— Begin Text segment —
SHAPIRA, KALONYMOUS KALMAN (1889–1943), ḥasidic rebbe of the Warsaw Ghetto. Born in Grodzisk, Shapira was a descendant of the seer of Lublin (*Jacob Isaac ha-Ḥozeh mi-Lublin) and the maggid of Kozienice (Israel ben Shabbetai Hapstein *Kozience). After his father died when he was three, a family member took charge of his education. Married at 15, at the age of 20 he became a rebbe and then the rabbi in Piaseczno, near Warsaw. In 1923 he founded a yeshivah, Daas Moshe, which became an important ḥasidic institute in prewar Poland. His educational goals were ambitious. He wanted nothing less than to create, in the words of his biographer, Nehemia Polen, a "core group" of students of "sublime stature" to revitalize the ḥasidic movement. The goal of education as he envisioned it was that a child must experience the inner life of Torah. He outlined his goals in his first book, Ḥovat ha-Talmidim ("The Student's Responsibility") published in 1932, the only work to be published while he was alive. He emphasized joy and renewed vitality for the yeshivah world.

Polen describes him as physically imposing, "handsome and well groomed, distinguished and elegant." An account of his early war experience was published in the Forward on March 30, 1940. Refusing to abandon his flock in Warsaw, he saw his son, daughter-in-law, and sister-in-law killed in the first days of the German bombings, and a few weeks later his mother died.
— End Text segment —
— Begin Stored rows —
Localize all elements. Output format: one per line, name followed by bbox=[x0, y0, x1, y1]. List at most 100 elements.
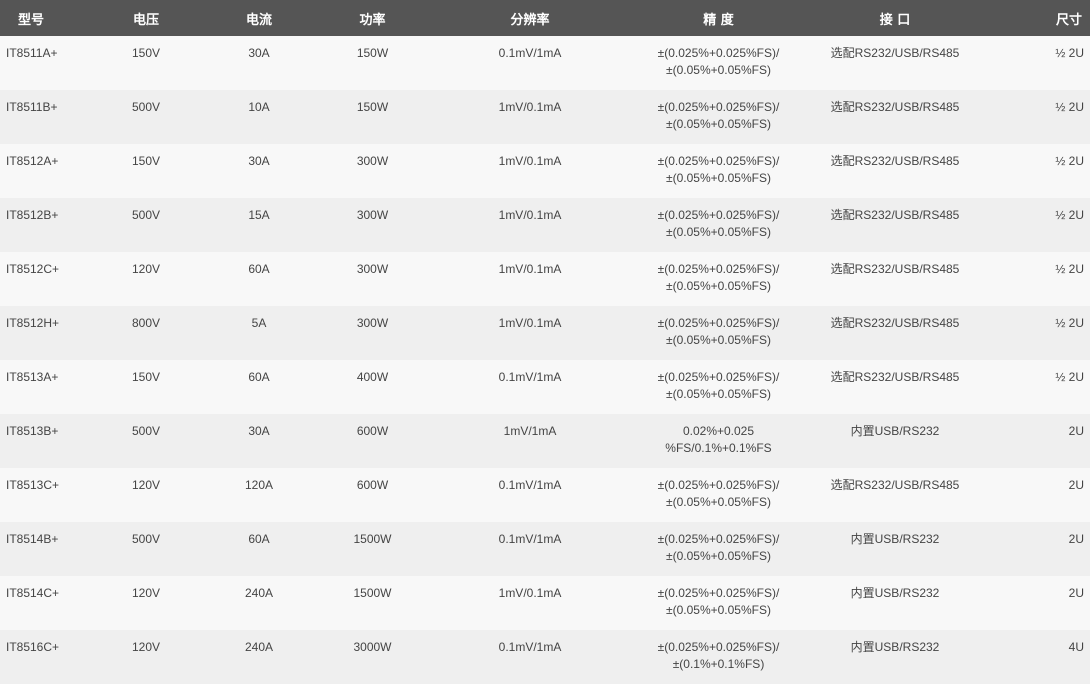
cell-accuracy: ±(0.025%+0.025%FS)/ ±(0.05%+0.05%FS) bbox=[631, 576, 806, 619]
cell-power: 300W bbox=[356, 208, 389, 222]
cell-size: 4U bbox=[1068, 640, 1084, 654]
cell-resolution: 1mV/0.1mA bbox=[498, 586, 562, 600]
column-header-interface: 接 口 bbox=[879, 12, 911, 28]
column-header-current: 电流 bbox=[245, 12, 272, 28]
cell-size: 2U bbox=[1068, 586, 1084, 600]
cell-interface: 选配RS232/USB/RS485 bbox=[830, 46, 960, 60]
cell-voltage: 120V bbox=[131, 640, 161, 654]
accuracy-line: ±(0.025%+0.025%FS)/ bbox=[657, 208, 780, 222]
table-row: IT8512H+ 800V 5A 300W 1mV/0.1mA ±(0.025%+0.02… bbox=[0, 306, 1090, 360]
cell-interface: 内置USB/RS232 bbox=[850, 640, 940, 654]
table-row: IT8513B+ 500V 30A 600W 1mV/1mA 0.02%+0.025 %FS… bbox=[0, 414, 1090, 468]
cell-power: 300W bbox=[356, 154, 389, 168]
cell-model: IT8512C+ bbox=[6, 262, 60, 276]
cell-model: IT8514B+ bbox=[6, 532, 59, 546]
cell-current: 60A bbox=[248, 370, 270, 384]
cell-size: ½ 2U bbox=[1055, 262, 1084, 276]
cell-power: 150W bbox=[356, 100, 389, 114]
accuracy-line: ±(0.05%+0.05%FS) bbox=[666, 171, 771, 185]
cell-power: 600W bbox=[356, 478, 389, 492]
cell-interface: 选配RS232/USB/RS485 bbox=[830, 262, 960, 276]
cell-current: 30A bbox=[248, 46, 270, 60]
cell-interface: 内置USB/RS232 bbox=[850, 424, 940, 438]
cell-interface: 选配RS232/USB/RS485 bbox=[830, 154, 960, 168]
table-header: 型号 电压 电流 功率 分辨率 精 度 接 口 尺寸 bbox=[0, 0, 1090, 36]
cell-accuracy: 0.02%+0.025 %FS/0.1%+0.1%FS bbox=[631, 414, 806, 457]
accuracy-line: ±(0.05%+0.05%FS) bbox=[666, 279, 771, 293]
cell-power: 300W bbox=[356, 316, 389, 330]
column-header-model: 型号 bbox=[18, 12, 45, 28]
cell-size: 2U bbox=[1068, 478, 1084, 492]
cell-accuracy: ±(0.025%+0.025%FS)/ ±(0.05%+0.05%FS) bbox=[631, 36, 806, 79]
cell-size: ½ 2U bbox=[1055, 46, 1084, 60]
table-row: IT8511A+ 150V 30A 150W 0.1mV/1mA ±(0.025%+0.0… bbox=[0, 36, 1090, 90]
accuracy-line: ±(0.05%+0.05%FS) bbox=[666, 63, 771, 77]
accuracy-line: ±(0.025%+0.025%FS)/ bbox=[657, 586, 780, 600]
accuracy-line: ±(0.05%+0.05%FS) bbox=[666, 549, 771, 563]
accuracy-line: ±(0.025%+0.025%FS)/ bbox=[657, 154, 780, 168]
cell-current: 30A bbox=[248, 424, 270, 438]
accuracy-line: ±(0.1%+0.1%FS) bbox=[672, 657, 765, 671]
cell-voltage: 500V bbox=[131, 208, 161, 222]
accuracy-line: ±(0.05%+0.05%FS) bbox=[666, 117, 771, 131]
cell-accuracy: ±(0.025%+0.025%FS)/ ±(0.05%+0.05%FS) bbox=[631, 198, 806, 241]
cell-model: IT8513B+ bbox=[6, 424, 59, 438]
accuracy-line: ±(0.025%+0.025%FS)/ bbox=[657, 370, 780, 384]
cell-model: IT8512B+ bbox=[6, 208, 59, 222]
column-header-resolution: 分辨率 bbox=[510, 12, 550, 28]
cell-accuracy: ±(0.025%+0.025%FS)/ ±(0.05%+0.05%FS) bbox=[631, 144, 806, 187]
cell-accuracy: ±(0.025%+0.025%FS)/ ±(0.05%+0.05%FS) bbox=[631, 90, 806, 133]
accuracy-line: ±(0.025%+0.025%FS)/ bbox=[657, 262, 780, 276]
column-header-size: 尺寸 bbox=[1055, 12, 1082, 28]
cell-current: 240A bbox=[244, 586, 274, 600]
cell-accuracy: ±(0.025%+0.025%FS)/ ±(0.05%+0.05%FS) bbox=[631, 522, 806, 565]
cell-voltage: 500V bbox=[131, 532, 161, 546]
table-row: IT8514C+ 120V 240A 1500W 1mV/0.1mA ±(0.025%+0… bbox=[0, 576, 1090, 630]
cell-resolution: 0.1mV/1mA bbox=[498, 640, 562, 654]
cell-size: ½ 2U bbox=[1055, 208, 1084, 222]
cell-voltage: 500V bbox=[131, 100, 161, 114]
accuracy-line: %FS/0.1%+0.1%FS bbox=[665, 441, 772, 455]
cell-resolution: 1mV/0.1mA bbox=[498, 262, 562, 276]
cell-power: 1500W bbox=[353, 532, 392, 546]
cell-resolution: 1mV/0.1mA bbox=[498, 100, 562, 114]
cell-current: 60A bbox=[248, 262, 270, 276]
cell-current: 240A bbox=[244, 640, 274, 654]
column-header-voltage: 电压 bbox=[132, 12, 159, 28]
cell-resolution: 0.1mV/1mA bbox=[498, 532, 562, 546]
cell-power: 3000W bbox=[353, 640, 392, 654]
cell-interface: 内置USB/RS232 bbox=[850, 532, 940, 546]
cell-current: 15A bbox=[248, 208, 270, 222]
cell-resolution: 1mV/0.1mA bbox=[498, 208, 562, 222]
cell-resolution: 0.1mV/1mA bbox=[498, 370, 562, 384]
cell-voltage: 150V bbox=[131, 370, 161, 384]
cell-voltage: 150V bbox=[131, 46, 161, 60]
cell-power: 150W bbox=[356, 46, 389, 60]
table-row: IT8513A+ 150V 60A 400W 0.1mV/1mA ±(0.025%+0.0… bbox=[0, 360, 1090, 414]
cell-size: ½ 2U bbox=[1055, 370, 1084, 384]
cell-size: ½ 2U bbox=[1055, 316, 1084, 330]
cell-current: 120A bbox=[244, 478, 274, 492]
cell-current: 30A bbox=[248, 154, 270, 168]
cell-interface: 选配RS232/USB/RS485 bbox=[830, 208, 960, 222]
cell-accuracy: ±(0.025%+0.025%FS)/ ±(0.05%+0.05%FS) bbox=[631, 252, 806, 295]
cell-interface: 选配RS232/USB/RS485 bbox=[830, 316, 960, 330]
accuracy-line: ±(0.025%+0.025%FS)/ bbox=[657, 532, 780, 546]
column-header-accuracy: 精 度 bbox=[703, 12, 734, 28]
cell-size: 2U bbox=[1068, 424, 1084, 438]
cell-power: 400W bbox=[356, 370, 389, 384]
table-body: IT8511A+ 150V 30A 150W 0.1mV/1mA ±(0.025%+0.0… bbox=[0, 36, 1090, 684]
cell-model: IT8513A+ bbox=[6, 370, 59, 384]
cell-interface: 选配RS232/USB/RS485 bbox=[830, 100, 960, 114]
cell-power: 1500W bbox=[353, 586, 392, 600]
cell-size: ½ 2U bbox=[1055, 154, 1084, 168]
cell-interface: 选配RS232/USB/RS485 bbox=[830, 478, 960, 492]
cell-accuracy: ±(0.025%+0.025%FS)/ ±(0.05%+0.05%FS) bbox=[631, 360, 806, 403]
cell-resolution: 0.1mV/1mA bbox=[498, 46, 562, 60]
cell-model: IT8516C+ bbox=[6, 640, 60, 654]
cell-resolution: 0.1mV/1mA bbox=[498, 478, 562, 492]
cell-current: 60A bbox=[248, 532, 270, 546]
accuracy-line: ±(0.05%+0.05%FS) bbox=[666, 333, 771, 347]
cell-voltage: 150V bbox=[131, 154, 161, 168]
accuracy-line: ±(0.025%+0.025%FS)/ bbox=[657, 100, 780, 114]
— End Stored rows —
What you need to do: Pick up the account of Kalonymous Kalman Shapira after its last sentence and continue it.

Final result:
Shapira tended to the religious needs of the community, including its mikva'ot, and worked with relief kitchens that served 1,500 people a day assisted by the *American Jewish Joint Distribution Committee. He also continued to teach Torah week in and week out, composing impassioned derashot on the weekly portion that related not only to the words of the Torah but to the conditions of ghetto life. They were preserved and published under the name Esh Kodesh ("The Holy Fire," 1960).

His one remaining daughter was deported during the great Aktion of the summer of 1942. She was murdered in Treblinka. The rebbe remained in the ghetto and lived through the Ghetto Uprising, where he was captured and incarcerated. He died in Trawniki. Of Esh Kodesh, Polen concludes: "It is testimony to faith in learning, teaching, human communication, language, and – most of all the redemptive power of compassion."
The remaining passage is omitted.